## Start Reading text

This week, we're going to be talking about allyship in STEM. If you've worked with Dr. Barry’s group, you might know that we've got a fairly diverse crowd of both grad students and postdocs from all different backgrounds. What policies and lab practices have you found to be useful in promoting equity within your group?
Dr. Seán Barry: When applying for funding (particularly NSERC, but most fundings now), there is an EDI section to complete. This section isn’t meant for you to say, ‘oh, I have my menagerie of EDI-looking people who look like this and that’—that's a terrible way to do it and it's a pretty dehumanizing way of thinking about EDI. Rather, this section focuses on what practices you have in place, what those practices mean, and what formal policies are in use.
A formal policy that we have in place is that we've got an EDI Manager in our lab; that's actually Eden! Their job is to make sure that everybody's up to date on their EDI training and bring EDI events to our attention. If there's something that has happened or is happening that is not equitable, it can go through Eden. If there's an EDI element that we could include, Eden can bring it up.
One policy that I've always wanted to implement but have never gotten around to is chairing group meetings. I chair group meetings and I'm pretty forceful: I go around the room and bug everybody about manuscripts and projects, then we do a literature presentation followed by a research presentation. And we always have a snack. That presentation schedule is made and I share it, but one thing I've been meaning to do is allow members of the group to chair the meeting.
I think this would be good for a couple of reasons: one, it's good for anybody who wants to get into academia or industrial science to know how to chair a meeting. Chairing a meeting isn't about getting what you want, it’s about making sure that everybody has the same voice and the same approach and the same freedoms in the meeting. Two, it takes attention away from the PI, who usually gets all the attention and glory anyways, and hands out it to our HQP [Highly Qualified Personnel].

## End Reading text

#### Aim 1
According to the interview on allyship in STEM, who holds the role of EDI Manager in the lab?
#### Aim 2
Could you carry on the interview about allyship in STEM from the point where it stops?

## Start Rows

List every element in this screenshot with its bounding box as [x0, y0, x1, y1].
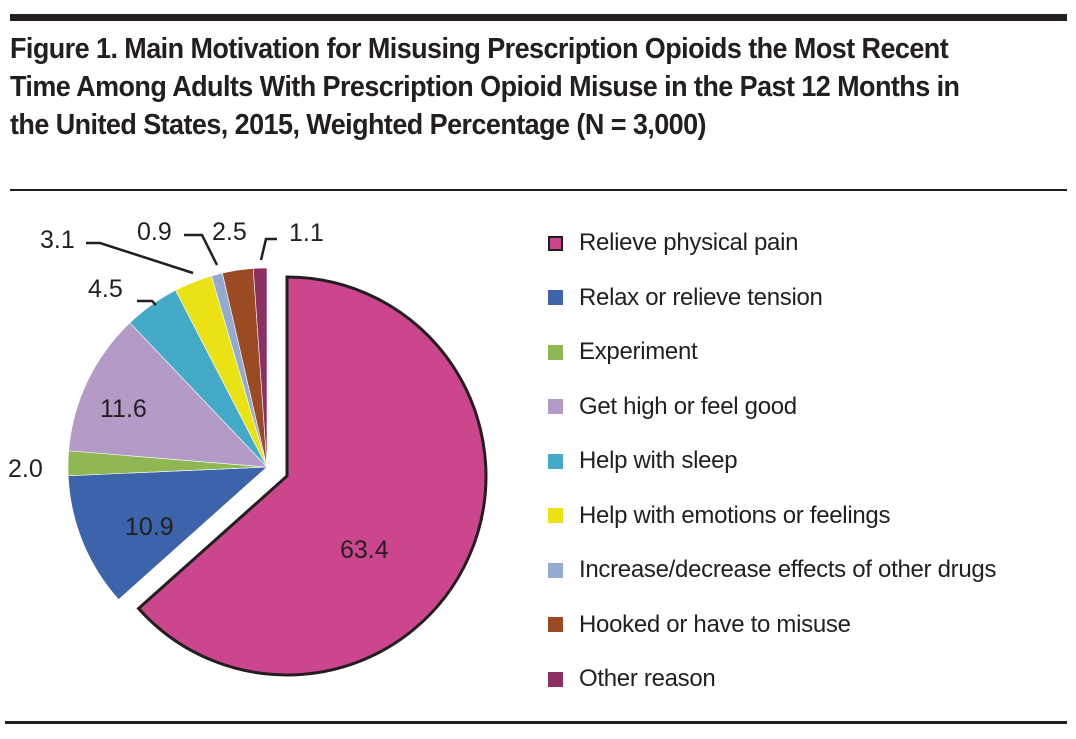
legend-label: Increase/decrease effects of other drugs	[579, 556, 997, 583]
pie-slice-relieve-physical-pain	[136, 275, 488, 677]
legend-item: Relax or relieve tension	[548, 283, 823, 313]
data-label: 63.4	[340, 536, 389, 564]
bottom-rule	[5, 721, 1067, 724]
pie-slice-relax-or-relieve-tension	[67, 466, 268, 600]
legend-swatch	[548, 290, 563, 305]
data-label: 2.0	[8, 455, 43, 483]
legend-label: Experiment	[579, 338, 698, 365]
legend-swatch	[548, 562, 563, 578]
legend-label: Help with emotions or feelings	[579, 501, 891, 529]
leader-line	[137, 299, 157, 306]
legend-swatch	[548, 508, 563, 523]
legend-label: Relieve physical pain	[579, 229, 799, 256]
legend-item: Relieve physical pain	[548, 228, 798, 258]
data-label: 10.9	[125, 513, 174, 541]
pie-chart: 63.4 10.9 2.0 11.6 4.5 3.1 0.9 2.5 1.1	[8, 218, 488, 677]
leader-line	[86, 241, 194, 275]
legend-item: Help with sleep	[548, 446, 738, 476]
data-label: 11.6	[100, 395, 147, 423]
title-rule	[10, 189, 1067, 191]
legend-label: Relax or relieve tension	[579, 283, 823, 311]
legend-item: Help with emotions or feelings	[548, 501, 890, 531]
legend-swatch	[548, 617, 563, 632]
legend-swatch	[548, 344, 563, 360]
legend-label: Get high or feel good	[579, 392, 797, 420]
pie-slice-get-high-or-feel-good	[68, 322, 268, 468]
legend-label: Other reason	[579, 665, 716, 692]
data-label: 2.5	[212, 218, 247, 246]
leader-line	[259, 237, 277, 261]
legend-swatch	[548, 235, 563, 251]
data-label: 4.5	[88, 275, 123, 303]
pie-slice-other-reason	[252, 267, 268, 468]
data-label: 0.9	[137, 218, 172, 246]
data-label: 1.1	[289, 219, 324, 247]
data-label: 3.1	[40, 226, 75, 254]
legend-item: Get high or feel good	[548, 392, 797, 422]
legend-swatch	[548, 453, 563, 469]
legend-swatch	[548, 671, 563, 687]
top-rule	[10, 14, 1067, 21]
legend-label: Hooked or have to misuse	[579, 610, 851, 638]
legend-item: Experiment	[548, 337, 698, 367]
legend-label: Help with sleep	[579, 447, 738, 474]
legend-swatch	[548, 399, 563, 414]
legend-item: Other reason	[548, 664, 716, 694]
legend-item: Hooked or have to misuse	[548, 610, 851, 640]
leader-line	[184, 233, 219, 266]
figure-title: Figure 1. Main Motivation for Misusing P…	[10, 33, 960, 141]
legend-item: Increase/decrease effects of other drugs	[548, 555, 996, 585]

## End Rows

#### Output 1
Eden holds the role of EDI Manager in the lab.

#### Output 2
The problem this is it's another burden of work, it's a scheduling issue, and we don't have a lot of free time in our lab. There's always a burning, burning research task that has to be done. I hope to implement this as a new policy sometime in the summer.
Our last EDI policy is a bit unusual in Canada but more common in Europe: members of my group can be the corresponding authors on papers. It is a lot of work; you assemble and write the majority of the manuscript, you handle the authorship list, you do the submission, you put up with the reviews, you cry in your pillow more often than you would if you were just an author—but, you get a star on your name.
I think that's good for any HQP of any stripe to take on. When I was younger, I really wanted corresponding author papers to demonstrate my work. Now I’ve got over one hundred papers, so it doesn't really matter; I'm always at the end, everybody knows it's my group, everybody assumes I did some work. Allowing HQP to take on something that I can more easily share is an equity practice in our lab.
If you've been in my group, you know that the general overarching practices are the ‘Roommate Rule’ and the ‘Get Along Shirt.’ The Roommate Rule is if everybody's doing just a little more work than they think they should, then all the work gets done and nobody feels like their work isn't getting done, or that expectations aren’t being met, or that there's work being left over, or that somebody is being lazy. Everyone gets along.
The Get Along Shirt is the idea that you can disagree—and that you should disagree sometimes, right? But that disagreement should be predicated on a healthy respect and hopefully a friendship or a relationship that isn't jeopardized by disagreeing.
Both of these are practices in our group, and I think those are really the fundamental building blocks to inclusion and equity.
Thank you, those are great! Most of these seem very focused on giving your HQP a chance to shine and take on additional tasks to further learn and develop their skills.
Our next question concerns students from marginalized backgrounds who sometimes experience microaggressions. How do you support these students when these microaggressions are coming from faculty, staffs, or their colleagues?
There is a systematic microaggression in most universities that when you sign up with a name, that name is forever your name at the university, regardless of whether or not you may have changed your name and/or undergone some kind of transition. The system is not built around the idea that people transition in life to different things.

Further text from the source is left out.